> **EXERCISE DESCRIPTION**
Return each line of the listing that contains the string "subtitle".

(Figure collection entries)
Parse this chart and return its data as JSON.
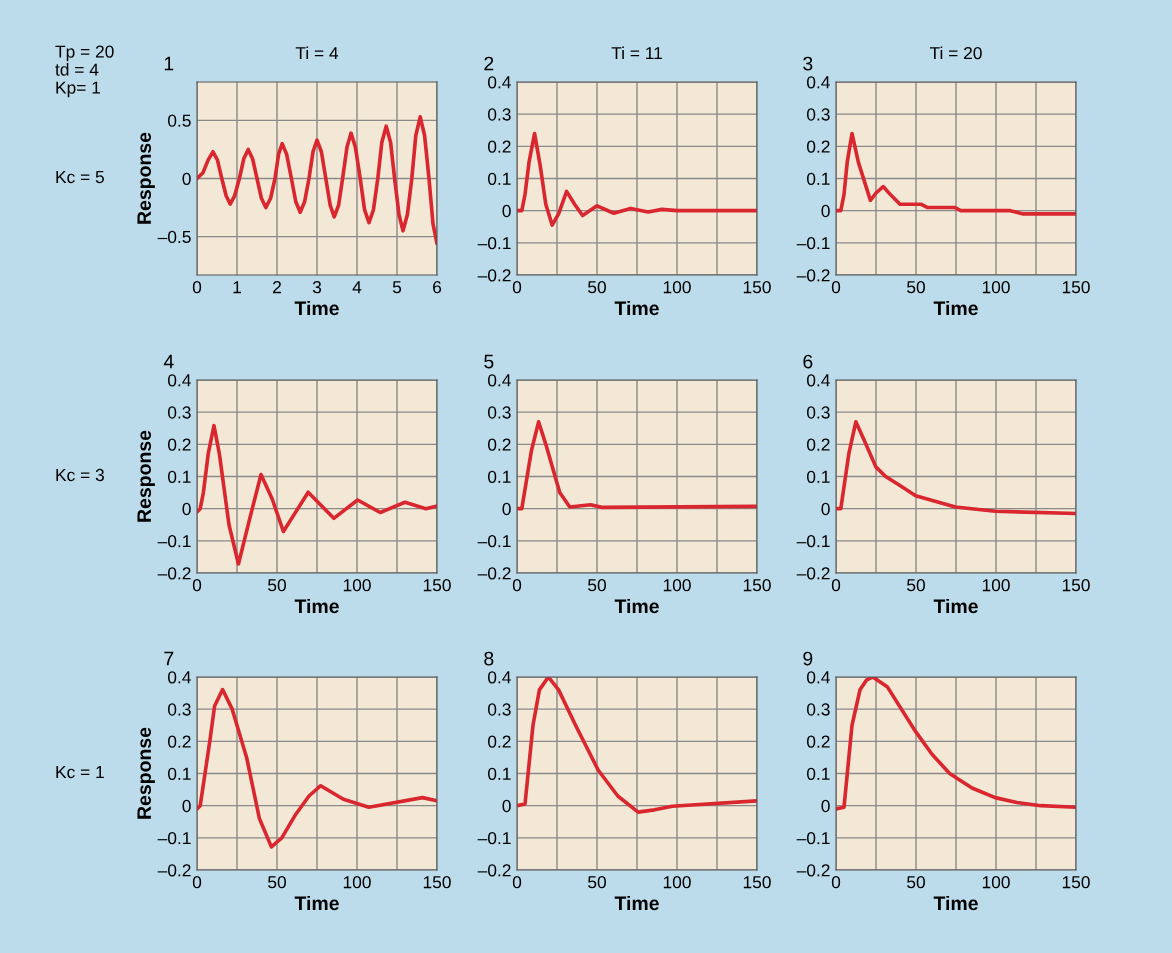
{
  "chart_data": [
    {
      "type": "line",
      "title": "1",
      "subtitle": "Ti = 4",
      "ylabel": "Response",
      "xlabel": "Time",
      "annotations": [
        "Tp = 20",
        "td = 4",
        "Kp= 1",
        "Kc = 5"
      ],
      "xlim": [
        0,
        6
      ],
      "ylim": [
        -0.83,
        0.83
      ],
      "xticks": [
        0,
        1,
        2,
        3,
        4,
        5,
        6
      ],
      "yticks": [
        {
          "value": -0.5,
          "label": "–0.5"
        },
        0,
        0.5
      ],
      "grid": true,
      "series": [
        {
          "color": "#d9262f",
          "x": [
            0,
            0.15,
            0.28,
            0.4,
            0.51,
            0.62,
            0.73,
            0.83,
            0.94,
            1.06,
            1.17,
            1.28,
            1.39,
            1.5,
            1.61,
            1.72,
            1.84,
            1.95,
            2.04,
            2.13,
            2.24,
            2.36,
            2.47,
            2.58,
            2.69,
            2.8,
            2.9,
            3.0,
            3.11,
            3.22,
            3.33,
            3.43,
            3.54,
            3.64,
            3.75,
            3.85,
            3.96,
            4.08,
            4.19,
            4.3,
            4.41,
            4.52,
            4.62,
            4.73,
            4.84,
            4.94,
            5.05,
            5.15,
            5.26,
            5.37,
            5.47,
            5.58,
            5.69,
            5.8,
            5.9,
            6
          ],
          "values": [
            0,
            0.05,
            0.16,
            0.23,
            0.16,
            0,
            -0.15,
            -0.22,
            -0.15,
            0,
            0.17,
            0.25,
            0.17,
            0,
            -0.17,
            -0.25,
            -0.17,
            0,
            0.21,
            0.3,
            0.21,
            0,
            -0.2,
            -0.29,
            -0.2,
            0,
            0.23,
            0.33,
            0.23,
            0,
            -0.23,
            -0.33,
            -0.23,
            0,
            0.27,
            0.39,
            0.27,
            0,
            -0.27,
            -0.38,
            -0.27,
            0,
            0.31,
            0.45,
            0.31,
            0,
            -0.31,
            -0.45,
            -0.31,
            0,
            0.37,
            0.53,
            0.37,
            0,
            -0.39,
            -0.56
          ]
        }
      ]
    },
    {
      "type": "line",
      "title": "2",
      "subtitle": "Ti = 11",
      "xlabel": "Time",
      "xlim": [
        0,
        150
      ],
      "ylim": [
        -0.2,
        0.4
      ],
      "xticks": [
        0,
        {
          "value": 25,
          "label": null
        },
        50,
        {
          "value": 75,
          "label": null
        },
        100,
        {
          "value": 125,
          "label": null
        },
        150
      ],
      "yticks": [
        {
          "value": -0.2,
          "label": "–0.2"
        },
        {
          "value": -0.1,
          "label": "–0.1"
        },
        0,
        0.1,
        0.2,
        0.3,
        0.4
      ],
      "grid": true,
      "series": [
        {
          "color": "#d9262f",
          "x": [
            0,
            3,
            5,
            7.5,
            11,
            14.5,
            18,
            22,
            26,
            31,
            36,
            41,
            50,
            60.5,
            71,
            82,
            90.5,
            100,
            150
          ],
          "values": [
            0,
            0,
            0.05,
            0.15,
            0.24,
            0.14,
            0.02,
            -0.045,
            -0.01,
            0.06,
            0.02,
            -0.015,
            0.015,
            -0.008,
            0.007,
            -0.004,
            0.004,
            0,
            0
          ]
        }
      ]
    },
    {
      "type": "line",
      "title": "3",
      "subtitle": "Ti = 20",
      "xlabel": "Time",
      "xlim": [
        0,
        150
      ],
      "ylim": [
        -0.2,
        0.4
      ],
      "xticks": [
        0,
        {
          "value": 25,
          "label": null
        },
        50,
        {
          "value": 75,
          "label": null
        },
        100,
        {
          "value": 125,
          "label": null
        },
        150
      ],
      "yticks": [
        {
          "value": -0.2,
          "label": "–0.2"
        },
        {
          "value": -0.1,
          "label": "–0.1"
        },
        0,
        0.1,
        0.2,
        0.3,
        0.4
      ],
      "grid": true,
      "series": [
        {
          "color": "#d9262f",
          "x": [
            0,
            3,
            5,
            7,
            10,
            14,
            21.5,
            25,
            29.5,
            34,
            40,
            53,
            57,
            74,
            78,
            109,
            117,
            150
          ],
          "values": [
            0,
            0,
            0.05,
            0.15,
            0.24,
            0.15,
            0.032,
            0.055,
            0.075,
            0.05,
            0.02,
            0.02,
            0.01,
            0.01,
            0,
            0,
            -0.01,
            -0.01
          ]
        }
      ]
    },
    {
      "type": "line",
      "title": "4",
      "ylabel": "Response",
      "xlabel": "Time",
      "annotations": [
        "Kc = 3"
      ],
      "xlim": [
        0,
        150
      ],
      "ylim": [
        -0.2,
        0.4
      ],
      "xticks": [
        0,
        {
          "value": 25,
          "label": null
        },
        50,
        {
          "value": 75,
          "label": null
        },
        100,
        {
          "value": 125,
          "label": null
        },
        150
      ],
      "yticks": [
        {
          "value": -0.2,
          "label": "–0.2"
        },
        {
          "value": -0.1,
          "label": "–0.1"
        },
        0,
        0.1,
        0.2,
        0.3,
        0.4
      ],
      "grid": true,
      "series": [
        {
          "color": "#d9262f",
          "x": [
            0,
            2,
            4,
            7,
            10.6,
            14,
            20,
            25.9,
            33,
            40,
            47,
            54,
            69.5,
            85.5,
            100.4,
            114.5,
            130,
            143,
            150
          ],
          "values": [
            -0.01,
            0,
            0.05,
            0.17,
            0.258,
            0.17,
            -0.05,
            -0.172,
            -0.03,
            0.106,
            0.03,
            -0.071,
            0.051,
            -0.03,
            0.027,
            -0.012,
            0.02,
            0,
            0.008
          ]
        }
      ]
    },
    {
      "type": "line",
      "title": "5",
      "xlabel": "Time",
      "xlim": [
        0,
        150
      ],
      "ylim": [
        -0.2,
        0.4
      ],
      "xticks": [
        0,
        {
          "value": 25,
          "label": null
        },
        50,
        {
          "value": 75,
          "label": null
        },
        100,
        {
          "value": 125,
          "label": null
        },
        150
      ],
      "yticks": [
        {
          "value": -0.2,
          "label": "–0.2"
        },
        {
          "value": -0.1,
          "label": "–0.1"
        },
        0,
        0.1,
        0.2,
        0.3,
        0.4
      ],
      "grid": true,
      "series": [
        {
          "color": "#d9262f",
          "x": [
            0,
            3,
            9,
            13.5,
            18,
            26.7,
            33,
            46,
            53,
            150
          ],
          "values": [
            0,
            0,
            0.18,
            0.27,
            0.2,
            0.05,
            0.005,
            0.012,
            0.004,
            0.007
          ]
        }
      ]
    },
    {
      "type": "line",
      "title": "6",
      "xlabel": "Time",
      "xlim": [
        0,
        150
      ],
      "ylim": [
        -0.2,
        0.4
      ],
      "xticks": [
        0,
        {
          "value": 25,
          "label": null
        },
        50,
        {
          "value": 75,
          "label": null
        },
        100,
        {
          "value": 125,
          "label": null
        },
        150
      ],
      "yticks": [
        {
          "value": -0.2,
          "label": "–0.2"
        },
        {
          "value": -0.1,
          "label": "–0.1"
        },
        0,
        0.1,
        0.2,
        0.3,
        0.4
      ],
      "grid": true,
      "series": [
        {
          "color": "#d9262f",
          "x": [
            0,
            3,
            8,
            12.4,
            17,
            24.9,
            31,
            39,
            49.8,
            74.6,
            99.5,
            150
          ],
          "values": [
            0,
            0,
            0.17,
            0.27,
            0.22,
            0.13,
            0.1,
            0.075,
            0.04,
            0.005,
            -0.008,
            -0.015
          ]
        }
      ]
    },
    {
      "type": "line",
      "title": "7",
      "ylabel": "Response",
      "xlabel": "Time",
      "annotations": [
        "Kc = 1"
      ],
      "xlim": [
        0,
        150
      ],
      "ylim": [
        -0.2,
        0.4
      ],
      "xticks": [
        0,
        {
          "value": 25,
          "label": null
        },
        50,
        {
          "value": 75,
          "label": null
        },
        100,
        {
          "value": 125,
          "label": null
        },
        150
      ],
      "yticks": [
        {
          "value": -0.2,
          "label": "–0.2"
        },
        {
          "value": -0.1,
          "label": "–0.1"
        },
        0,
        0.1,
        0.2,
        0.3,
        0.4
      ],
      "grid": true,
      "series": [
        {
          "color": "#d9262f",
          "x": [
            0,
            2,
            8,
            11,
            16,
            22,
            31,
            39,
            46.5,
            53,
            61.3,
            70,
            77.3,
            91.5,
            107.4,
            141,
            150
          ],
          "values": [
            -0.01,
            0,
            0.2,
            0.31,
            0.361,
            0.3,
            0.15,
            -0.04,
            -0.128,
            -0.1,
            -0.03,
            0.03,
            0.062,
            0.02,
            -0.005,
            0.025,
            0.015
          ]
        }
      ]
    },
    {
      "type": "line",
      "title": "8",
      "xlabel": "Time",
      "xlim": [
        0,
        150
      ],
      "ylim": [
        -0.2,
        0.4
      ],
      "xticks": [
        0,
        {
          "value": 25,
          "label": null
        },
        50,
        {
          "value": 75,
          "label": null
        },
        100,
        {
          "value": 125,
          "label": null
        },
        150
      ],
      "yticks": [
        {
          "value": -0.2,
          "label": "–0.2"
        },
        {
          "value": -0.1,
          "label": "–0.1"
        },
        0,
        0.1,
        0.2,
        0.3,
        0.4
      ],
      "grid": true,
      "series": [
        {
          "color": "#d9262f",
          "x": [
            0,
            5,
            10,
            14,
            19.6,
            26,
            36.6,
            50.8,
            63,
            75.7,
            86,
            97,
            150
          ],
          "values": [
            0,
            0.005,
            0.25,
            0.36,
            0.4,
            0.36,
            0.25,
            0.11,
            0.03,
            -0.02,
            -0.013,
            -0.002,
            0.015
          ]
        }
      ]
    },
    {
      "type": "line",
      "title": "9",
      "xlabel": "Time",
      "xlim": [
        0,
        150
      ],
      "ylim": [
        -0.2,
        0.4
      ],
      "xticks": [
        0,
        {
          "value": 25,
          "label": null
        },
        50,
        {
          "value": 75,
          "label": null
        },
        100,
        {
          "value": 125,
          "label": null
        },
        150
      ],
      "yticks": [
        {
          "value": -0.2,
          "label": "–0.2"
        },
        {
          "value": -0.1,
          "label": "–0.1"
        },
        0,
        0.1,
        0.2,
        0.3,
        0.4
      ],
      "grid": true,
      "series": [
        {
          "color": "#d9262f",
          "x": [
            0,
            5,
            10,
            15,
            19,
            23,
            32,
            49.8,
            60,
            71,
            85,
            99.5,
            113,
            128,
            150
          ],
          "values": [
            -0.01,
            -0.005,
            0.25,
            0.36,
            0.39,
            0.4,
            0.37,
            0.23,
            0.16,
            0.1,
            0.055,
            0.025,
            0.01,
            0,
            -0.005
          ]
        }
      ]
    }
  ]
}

> **WRITTEN SOLUTION**
      "subtitle": "Ti = 4",
      "subtitle": "Ti = 11",
      "subtitle": "Ti = 20",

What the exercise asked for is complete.